**Exercise task:** Copy the rows below word for word, starting at the very first one and ending with the line that contains "file-item-downloads[interactable]: Downloads 5". Include both of those lines.

**Supplied data:**
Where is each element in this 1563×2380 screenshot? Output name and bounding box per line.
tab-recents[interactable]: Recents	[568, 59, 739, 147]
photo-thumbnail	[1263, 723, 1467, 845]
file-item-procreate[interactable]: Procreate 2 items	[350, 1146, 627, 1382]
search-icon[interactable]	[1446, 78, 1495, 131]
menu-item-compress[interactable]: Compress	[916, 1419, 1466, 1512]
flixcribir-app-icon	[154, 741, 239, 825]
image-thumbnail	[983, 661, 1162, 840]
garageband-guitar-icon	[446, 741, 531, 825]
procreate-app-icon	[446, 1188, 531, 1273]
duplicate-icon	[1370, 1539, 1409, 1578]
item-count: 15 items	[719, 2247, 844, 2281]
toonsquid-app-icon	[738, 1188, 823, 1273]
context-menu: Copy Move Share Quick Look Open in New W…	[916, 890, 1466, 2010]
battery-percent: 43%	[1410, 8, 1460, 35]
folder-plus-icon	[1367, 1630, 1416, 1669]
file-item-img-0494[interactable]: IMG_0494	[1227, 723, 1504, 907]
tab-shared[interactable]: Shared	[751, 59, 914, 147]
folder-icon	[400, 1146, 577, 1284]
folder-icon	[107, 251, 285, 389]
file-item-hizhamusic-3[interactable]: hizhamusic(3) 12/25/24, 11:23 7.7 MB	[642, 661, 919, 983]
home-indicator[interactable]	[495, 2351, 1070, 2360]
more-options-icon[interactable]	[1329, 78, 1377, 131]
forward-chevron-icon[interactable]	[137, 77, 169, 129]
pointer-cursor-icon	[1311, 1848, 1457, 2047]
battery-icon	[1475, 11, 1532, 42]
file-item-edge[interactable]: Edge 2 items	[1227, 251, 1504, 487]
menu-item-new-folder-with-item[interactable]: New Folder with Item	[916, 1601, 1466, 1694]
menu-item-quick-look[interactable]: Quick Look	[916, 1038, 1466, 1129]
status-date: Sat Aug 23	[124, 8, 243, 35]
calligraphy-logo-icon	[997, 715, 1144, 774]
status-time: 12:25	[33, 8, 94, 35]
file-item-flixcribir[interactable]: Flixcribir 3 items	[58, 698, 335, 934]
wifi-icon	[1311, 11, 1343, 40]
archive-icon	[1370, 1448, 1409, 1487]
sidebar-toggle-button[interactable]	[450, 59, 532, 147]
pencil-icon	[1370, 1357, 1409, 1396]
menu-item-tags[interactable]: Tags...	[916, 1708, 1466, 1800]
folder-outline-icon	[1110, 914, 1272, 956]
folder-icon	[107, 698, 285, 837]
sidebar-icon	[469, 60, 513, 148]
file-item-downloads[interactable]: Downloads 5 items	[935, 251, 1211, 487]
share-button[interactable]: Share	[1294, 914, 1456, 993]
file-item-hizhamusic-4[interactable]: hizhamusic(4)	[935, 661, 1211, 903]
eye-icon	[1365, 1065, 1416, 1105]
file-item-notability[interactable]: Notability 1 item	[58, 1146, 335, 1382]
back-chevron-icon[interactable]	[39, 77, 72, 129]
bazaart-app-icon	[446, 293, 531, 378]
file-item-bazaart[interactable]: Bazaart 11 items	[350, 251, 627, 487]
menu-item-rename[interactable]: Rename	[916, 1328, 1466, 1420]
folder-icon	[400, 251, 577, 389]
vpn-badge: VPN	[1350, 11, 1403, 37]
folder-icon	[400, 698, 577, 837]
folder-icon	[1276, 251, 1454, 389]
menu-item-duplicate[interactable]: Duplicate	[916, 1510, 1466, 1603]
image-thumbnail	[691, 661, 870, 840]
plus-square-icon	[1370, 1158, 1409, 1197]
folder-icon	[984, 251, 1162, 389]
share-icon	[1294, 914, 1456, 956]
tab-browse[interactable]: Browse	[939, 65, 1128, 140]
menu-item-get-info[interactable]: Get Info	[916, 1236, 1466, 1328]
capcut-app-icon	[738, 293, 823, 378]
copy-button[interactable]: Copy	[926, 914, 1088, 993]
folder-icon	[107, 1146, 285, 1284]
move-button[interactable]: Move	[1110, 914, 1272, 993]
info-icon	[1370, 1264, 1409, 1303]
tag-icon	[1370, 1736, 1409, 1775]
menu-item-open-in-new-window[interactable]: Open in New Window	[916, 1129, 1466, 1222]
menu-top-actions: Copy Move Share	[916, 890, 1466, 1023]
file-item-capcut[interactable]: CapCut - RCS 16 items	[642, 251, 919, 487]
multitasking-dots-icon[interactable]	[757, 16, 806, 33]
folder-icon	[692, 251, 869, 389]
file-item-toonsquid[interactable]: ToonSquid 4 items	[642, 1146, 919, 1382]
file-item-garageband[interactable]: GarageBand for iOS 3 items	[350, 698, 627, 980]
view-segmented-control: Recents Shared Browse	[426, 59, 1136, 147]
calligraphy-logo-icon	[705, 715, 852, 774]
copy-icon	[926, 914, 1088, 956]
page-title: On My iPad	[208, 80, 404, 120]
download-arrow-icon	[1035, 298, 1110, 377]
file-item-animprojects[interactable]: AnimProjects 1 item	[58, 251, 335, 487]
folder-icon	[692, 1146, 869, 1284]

**Exercise response:**
Where is each element in this 1563×2380 screenshot? Output name and bounding box per line.
tab-recents[interactable]: Recents	[568, 59, 739, 147]
photo-thumbnail	[1263, 723, 1467, 845]
file-item-procreate[interactable]: Procreate 2 items	[350, 1146, 627, 1382]
search-icon[interactable]	[1446, 78, 1495, 131]
menu-item-compress[interactable]: Compress	[916, 1419, 1466, 1512]
flixcribir-app-icon	[154, 741, 239, 825]
image-thumbnail	[983, 661, 1162, 840]
garageband-guitar-icon	[446, 741, 531, 825]
procreate-app-icon	[446, 1188, 531, 1273]
duplicate-icon	[1370, 1539, 1409, 1578]
item-count: 15 items	[719, 2247, 844, 2281]
toonsquid-app-icon	[738, 1188, 823, 1273]
context-menu: Copy Move Share Quick Look Open in New W…	[916, 890, 1466, 2010]
battery-percent: 43%	[1410, 8, 1460, 35]
folder-plus-icon	[1367, 1630, 1416, 1669]
file-item-img-0494[interactable]: IMG_0494	[1227, 723, 1504, 907]
tab-shared[interactable]: Shared	[751, 59, 914, 147]
folder-icon	[400, 1146, 577, 1284]
folder-icon	[107, 251, 285, 389]
file-item-hizhamusic-3[interactable]: hizhamusic(3) 12/25/24, 11:23 7.7 MB	[642, 661, 919, 983]
home-indicator[interactable]	[495, 2351, 1070, 2360]
more-options-icon[interactable]	[1329, 78, 1377, 131]
forward-chevron-icon[interactable]	[137, 77, 169, 129]
pointer-cursor-icon	[1311, 1848, 1457, 2047]
battery-icon	[1475, 11, 1532, 42]
file-item-edge[interactable]: Edge 2 items	[1227, 251, 1504, 487]
menu-item-new-folder-with-item[interactable]: New Folder with Item	[916, 1601, 1466, 1694]
menu-item-quick-look[interactable]: Quick Look	[916, 1038, 1466, 1129]
status-date: Sat Aug 23	[124, 8, 243, 35]
calligraphy-logo-icon	[997, 715, 1144, 774]
status-time: 12:25	[33, 8, 94, 35]
file-item-flixcribir[interactable]: Flixcribir 3 items	[58, 698, 335, 934]
wifi-icon	[1311, 11, 1343, 40]
archive-icon	[1370, 1448, 1409, 1487]
sidebar-toggle-button[interactable]	[450, 59, 532, 147]
pencil-icon	[1370, 1357, 1409, 1396]
menu-item-tags[interactable]: Tags...	[916, 1708, 1466, 1800]
folder-outline-icon	[1110, 914, 1272, 956]
folder-icon	[107, 698, 285, 837]
sidebar-icon	[469, 60, 513, 148]
file-item-downloads[interactable]: Downloads 5 items	[935, 251, 1211, 487]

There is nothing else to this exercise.